══ Extracted entries ══

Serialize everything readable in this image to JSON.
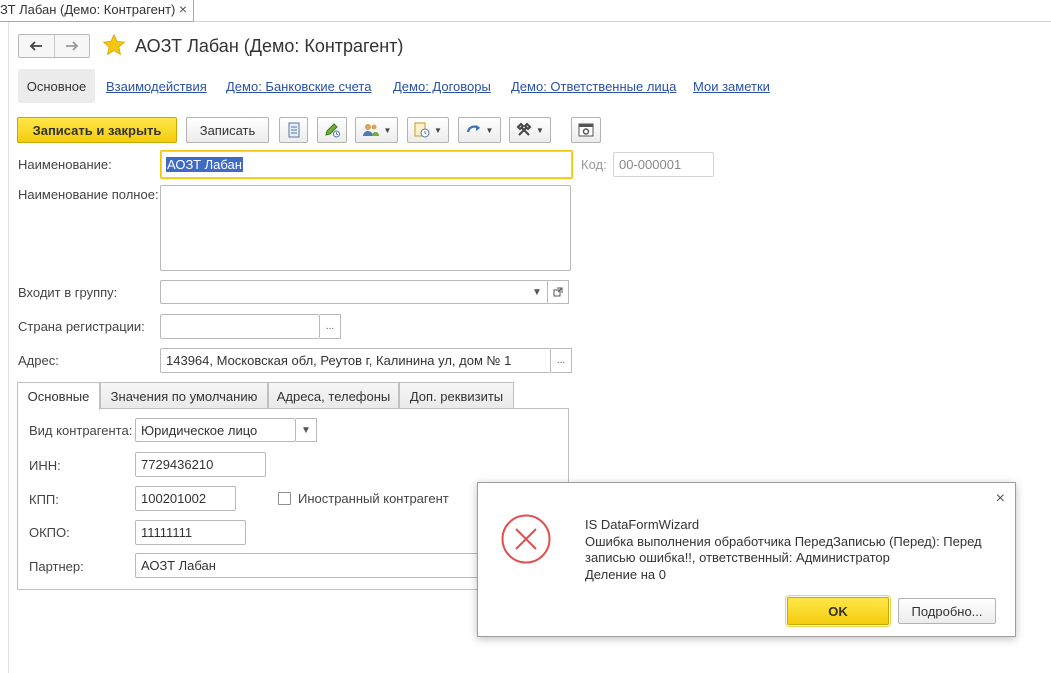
{
  "window": {
    "tab_title": "ЗТ Лабан (Демо: Контрагент)",
    "tab_close": "×"
  },
  "header": {
    "title": "АОЗТ Лабан (Демо: Контрагент)"
  },
  "sections": {
    "active": "Основное",
    "links": [
      "Взаимодействия",
      "Демо: Банковские счета",
      "Демо: Договоры",
      "Демо: Ответственные лица",
      "Мои заметки"
    ]
  },
  "toolbar": {
    "save_close_label": "Записать и закрыть",
    "save_label": "Записать"
  },
  "form": {
    "name_label": "Наименование:",
    "name_value": "АОЗТ Лабан",
    "code_label": "Код:",
    "code_value": "00-000001",
    "full_name_label": "Наименование полное:",
    "full_name_value": "",
    "group_label": "Входит в группу:",
    "group_value": "",
    "country_label": "Страна регистрации:",
    "country_value": "",
    "address_label": "Адрес:",
    "address_value": "143964, Московская обл, Реутов г, Калинина ул, дом № 1",
    "ellipsis": "..."
  },
  "tabs": [
    "Основные",
    "Значения по умолчанию",
    "Адреса, телефоны",
    "Доп. реквизиты"
  ],
  "main_tab": {
    "kind_label": "Вид контрагента:",
    "kind_value": "Юридическое лицо",
    "inn_label": "ИНН:",
    "inn_value": "7729436210",
    "kpp_label": "КПП:",
    "kpp_value": "100201002",
    "foreign_label": "Иностранный контрагент",
    "okpo_label": "ОКПО:",
    "okpo_value": "11111111",
    "partner_label": "Партнер:",
    "partner_value": "АОЗТ Лабан"
  },
  "dialog": {
    "line1": "IS DataFormWizard",
    "line2": "Ошибка выполнения обработчика ПередЗаписью (Перед): Перед",
    "line3": "записью ошибка!!, ответственный: Администратор",
    "line4": "Деление на 0",
    "ok_label": "OK",
    "more_label": "Подробно...",
    "close": "×"
  },
  "colors": {
    "accent_yellow": "#f4cc0c",
    "link_blue": "#2a52a0",
    "error_red": "#e05050",
    "selection_blue": "#3f6bc3"
  }
}
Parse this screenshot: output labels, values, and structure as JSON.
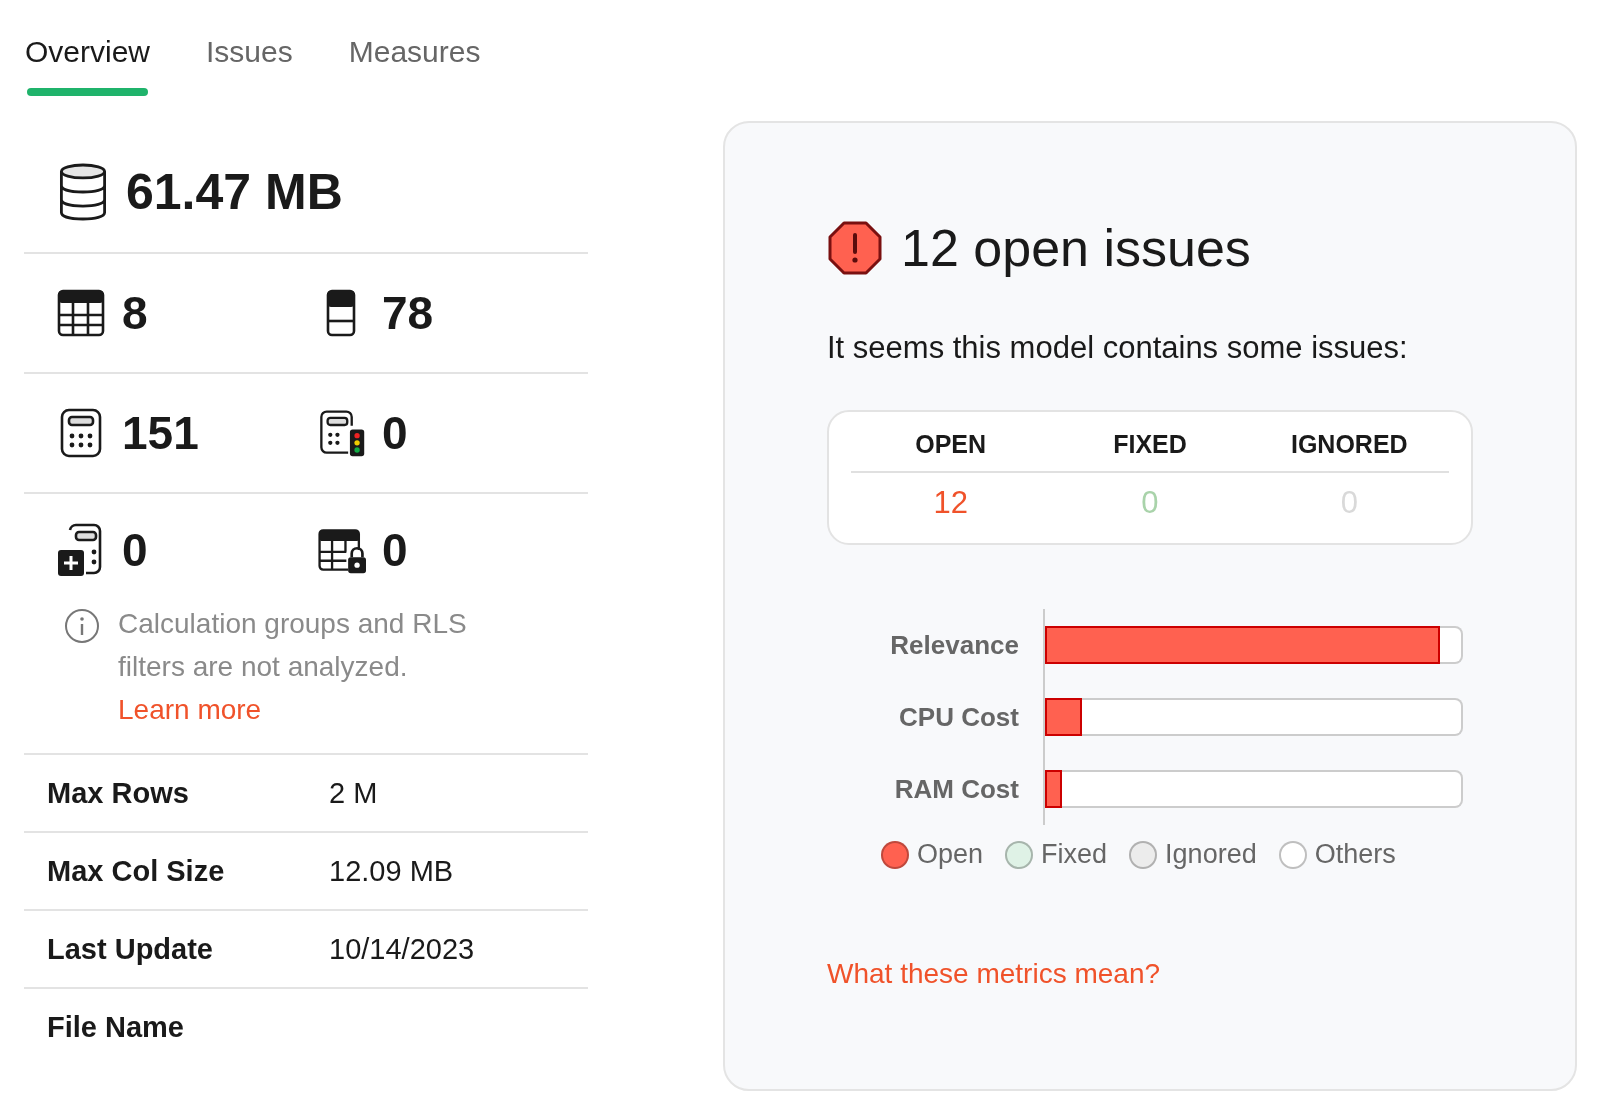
{
  "tabs": [
    {
      "label": "Overview",
      "selected": true
    },
    {
      "label": "Issues",
      "selected": false
    },
    {
      "label": "Measures",
      "selected": false
    }
  ],
  "stats": [
    [
      {
        "kind": "size",
        "value": "61.47 MB"
      }
    ],
    [
      {
        "kind": "table",
        "value": "8"
      },
      {
        "kind": "column",
        "value": "78"
      }
    ],
    [
      {
        "kind": "measure",
        "value": "151"
      },
      {
        "kind": "measure-check",
        "value": "0"
      }
    ],
    [
      {
        "kind": "calc-item",
        "value": "0"
      },
      {
        "kind": "rls",
        "value": "0"
      }
    ]
  ],
  "note": {
    "text": "Calculation groups and RLS filters are not analyzed.",
    "link": "Learn more"
  },
  "properties": [
    {
      "label": "Max Rows",
      "value": "2 M"
    },
    {
      "label": "Max Col Size",
      "value": "12.09 MB"
    },
    {
      "label": "Last Update",
      "value": "10/14/2023"
    },
    {
      "label": "File Name"
    }
  ],
  "issues": {
    "title": "12 open issues",
    "subtitle": "It seems this model contains some issues:",
    "summary": [
      {
        "label": "OPEN",
        "value": "12",
        "color": "#f0522a"
      },
      {
        "label": "FIXED",
        "value": "0",
        "color": "#a9d3aa"
      },
      {
        "label": "IGNORED",
        "value": "0",
        "color": "#d9d9d9"
      }
    ],
    "bars": [
      {
        "label": "Relevance",
        "level": 0.95
      },
      {
        "label": "CPU Cost",
        "level": 0.09
      },
      {
        "label": "RAM Cost",
        "level": 0.04
      }
    ],
    "legend": [
      {
        "label": "Open",
        "color": "#ff6150"
      },
      {
        "label": "Fixed",
        "color": "#dff2e6"
      },
      {
        "label": "Ignored",
        "color": "#ececec"
      },
      {
        "label": "Others",
        "color": "#ffffff"
      }
    ],
    "link": "What these metrics mean?"
  }
}
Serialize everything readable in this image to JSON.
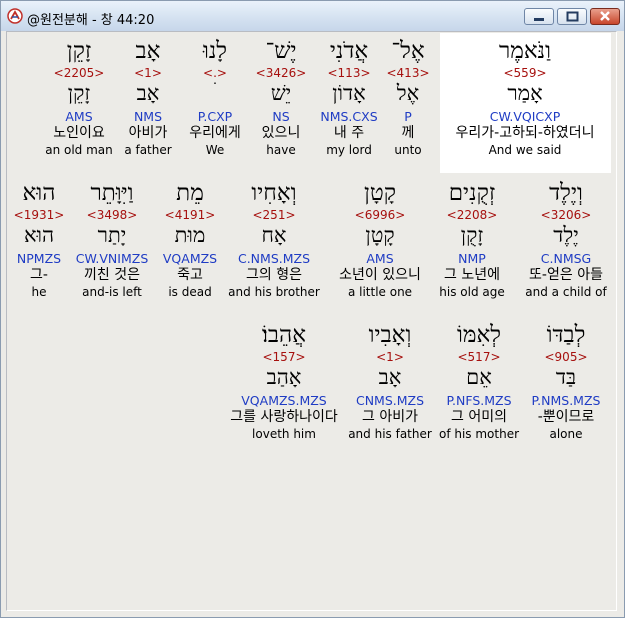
{
  "window": {
    "title": "@원전분해 - 창 44:20"
  },
  "lines": [
    [
      {
        "heb": "וַנֹּאמֶר",
        "strong": "<559>",
        "lex": "אָמַר",
        "pos": "CW.VQICXP",
        "ko": "우리가-고하되-하였더니",
        "en": "And we said",
        "selected": true
      },
      {
        "heb": "אֶל־",
        "strong": "<413>",
        "lex": "אֶל",
        "pos": "P",
        "ko": "께",
        "en": "unto"
      },
      {
        "heb": "אֲדֹנִי",
        "strong": "<113>",
        "lex": "אָדוֹן",
        "pos": "NMS.CXS",
        "ko": "내 주",
        "en": "my lord"
      },
      {
        "heb": "יֶשׁ־",
        "strong": "<3426>",
        "lex": "יֵשׁ",
        "pos": "NS",
        "ko": "있으니",
        "en": "have"
      },
      {
        "heb": "לָנוּ",
        "strong": "<.>",
        "lex": "ׄ",
        "pos": "P.CXP",
        "ko": "우리에게",
        "en": "We"
      },
      {
        "heb": "אָב",
        "strong": "<1>",
        "lex": "אָב",
        "pos": "NMS",
        "ko": "아비가",
        "en": "a father"
      },
      {
        "heb": "זָקֵן",
        "strong": "<2205>",
        "lex": "זָקֵן",
        "pos": "AMS",
        "ko": "노인이요",
        "en": "an old man"
      }
    ],
    [
      {
        "heb": "וְיֶלֶד",
        "strong": "<3206>",
        "lex": "יֶלֶד",
        "pos": "C.NMSG",
        "ko": "또-얻은 아들",
        "en": "and a child of"
      },
      {
        "heb": "זְקֻנִים",
        "strong": "<2208>",
        "lex": "זָקֻן",
        "pos": "NMP",
        "ko": "그 노년에",
        "en": "his old age"
      },
      {
        "heb": "קָטָן",
        "strong": "<6996>",
        "lex": "קָטָן",
        "pos": "AMS",
        "ko": "소년이 있으니",
        "en": "a little one"
      },
      {
        "heb": "וְאָחִיו",
        "strong": "<251>",
        "lex": "אָח",
        "pos": "C.NMS.MZS",
        "ko": "그의 형은",
        "en": "and his brother"
      },
      {
        "heb": "מֵת",
        "strong": "<4191>",
        "lex": "מוּת",
        "pos": "VQAMZS",
        "ko": "죽고",
        "en": "is dead"
      },
      {
        "heb": "וַיִּוָּתֵר",
        "strong": "<3498>",
        "lex": "יָתַר",
        "pos": "CW.VNIMZS",
        "ko": "끼친 것은",
        "en": "and-is left"
      },
      {
        "heb": "הוּא",
        "strong": "<1931>",
        "lex": "הוּא",
        "pos": "NPMZS",
        "ko": "그-",
        "en": "he"
      }
    ],
    [
      {
        "heb": "לְבַדּוֹ",
        "strong": "<905>",
        "lex": "בַּד",
        "pos": "P.NMS.MZS",
        "ko": "-뿐이므로",
        "en": "alone"
      },
      {
        "heb": "לְאִמּוֹ",
        "strong": "<517>",
        "lex": "אֵם",
        "pos": "P.NFS.MZS",
        "ko": "그 어미의",
        "en": "of his mother"
      },
      {
        "heb": "וְאָבִיו",
        "strong": "<1>",
        "lex": "אָב",
        "pos": "CNMS.MZS",
        "ko": "그 아비가",
        "en": "and his father"
      },
      {
        "heb": "אֲהֵבוֹ׃",
        "strong": "<157>",
        "lex": "אָהַב",
        "pos": "VQAMZS.MZS",
        "ko": "그를 사랑하나이다",
        "en": "loveth him"
      }
    ]
  ]
}
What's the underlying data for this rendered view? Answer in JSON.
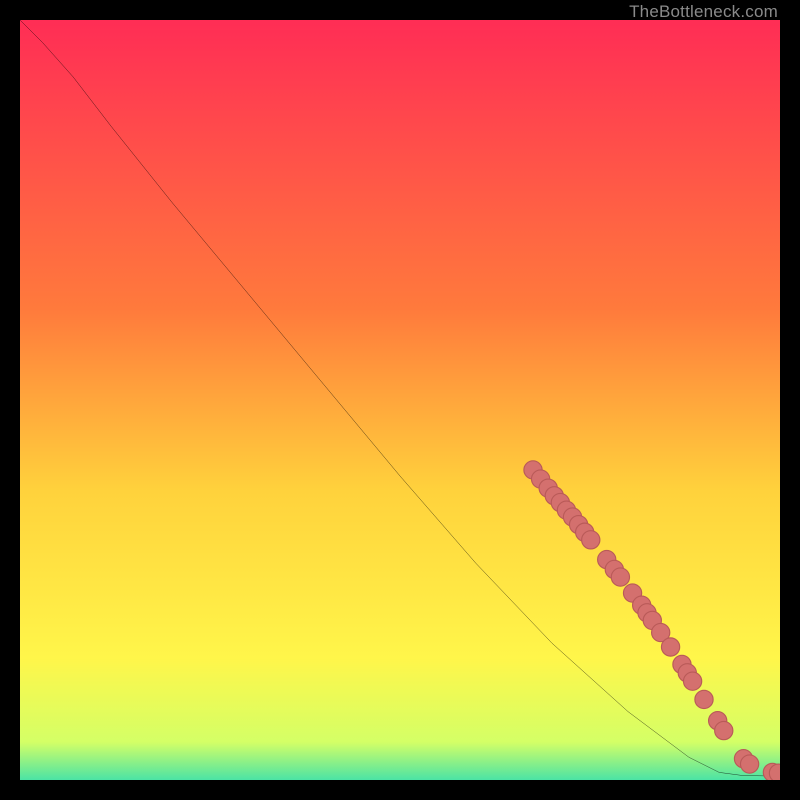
{
  "watermark": "TheBottleneck.com",
  "colors": {
    "gradient_top": "#ff2d55",
    "gradient_mid1": "#ff7a3c",
    "gradient_mid2": "#ffd23c",
    "gradient_mid3": "#fff64a",
    "gradient_bottom1": "#d4ff66",
    "gradient_bottom2": "#4be3a5",
    "curve": "#000000",
    "marker_fill": "#d4706e",
    "marker_stroke": "#b95a58",
    "background": "#000000"
  },
  "chart_data": {
    "type": "line",
    "title": "",
    "xlabel": "",
    "ylabel": "",
    "xlim": [
      0,
      100
    ],
    "ylim": [
      0,
      100
    ],
    "grid": false,
    "legend": false,
    "curve": [
      {
        "x": 0,
        "y": 100
      },
      {
        "x": 3,
        "y": 97
      },
      {
        "x": 7,
        "y": 92.5
      },
      {
        "x": 12,
        "y": 86
      },
      {
        "x": 20,
        "y": 76
      },
      {
        "x": 30,
        "y": 64
      },
      {
        "x": 40,
        "y": 52
      },
      {
        "x": 50,
        "y": 40
      },
      {
        "x": 60,
        "y": 28.5
      },
      {
        "x": 70,
        "y": 18
      },
      {
        "x": 80,
        "y": 9
      },
      {
        "x": 88,
        "y": 3
      },
      {
        "x": 92,
        "y": 1
      },
      {
        "x": 95,
        "y": 0.6
      },
      {
        "x": 100,
        "y": 0.5
      }
    ],
    "markers": [
      {
        "x": 67.5,
        "y": 40.8
      },
      {
        "x": 68.5,
        "y": 39.6
      },
      {
        "x": 69.5,
        "y": 38.4
      },
      {
        "x": 70.3,
        "y": 37.4
      },
      {
        "x": 71.1,
        "y": 36.5
      },
      {
        "x": 71.9,
        "y": 35.5
      },
      {
        "x": 72.7,
        "y": 34.6
      },
      {
        "x": 73.5,
        "y": 33.6
      },
      {
        "x": 74.3,
        "y": 32.6
      },
      {
        "x": 75.1,
        "y": 31.6
      },
      {
        "x": 77.2,
        "y": 29.0
      },
      {
        "x": 78.2,
        "y": 27.7
      },
      {
        "x": 79.0,
        "y": 26.7
      },
      {
        "x": 80.6,
        "y": 24.6
      },
      {
        "x": 81.8,
        "y": 23.0
      },
      {
        "x": 82.5,
        "y": 22.0
      },
      {
        "x": 83.2,
        "y": 21.0
      },
      {
        "x": 84.3,
        "y": 19.4
      },
      {
        "x": 85.6,
        "y": 17.5
      },
      {
        "x": 87.1,
        "y": 15.2
      },
      {
        "x": 87.8,
        "y": 14.1
      },
      {
        "x": 88.5,
        "y": 13.0
      },
      {
        "x": 90.0,
        "y": 10.6
      },
      {
        "x": 91.8,
        "y": 7.8
      },
      {
        "x": 92.6,
        "y": 6.5
      },
      {
        "x": 95.2,
        "y": 2.8
      },
      {
        "x": 96.0,
        "y": 2.1
      },
      {
        "x": 99.0,
        "y": 1.0
      },
      {
        "x": 99.8,
        "y": 0.9
      }
    ],
    "marker_radius": 1.2
  }
}
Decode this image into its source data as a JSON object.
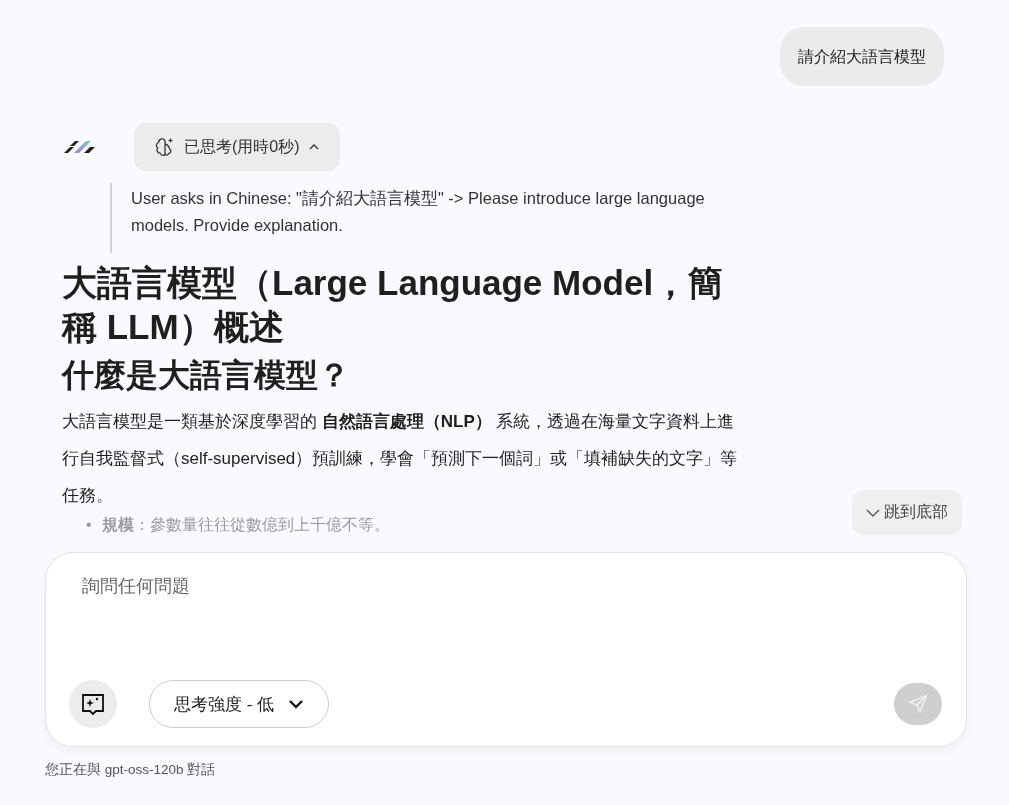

═══

### Task statement
Copy every line that contains the string "selected".

### In response
      "selected": true
      "selected": false
      "selected": false
        "selected": true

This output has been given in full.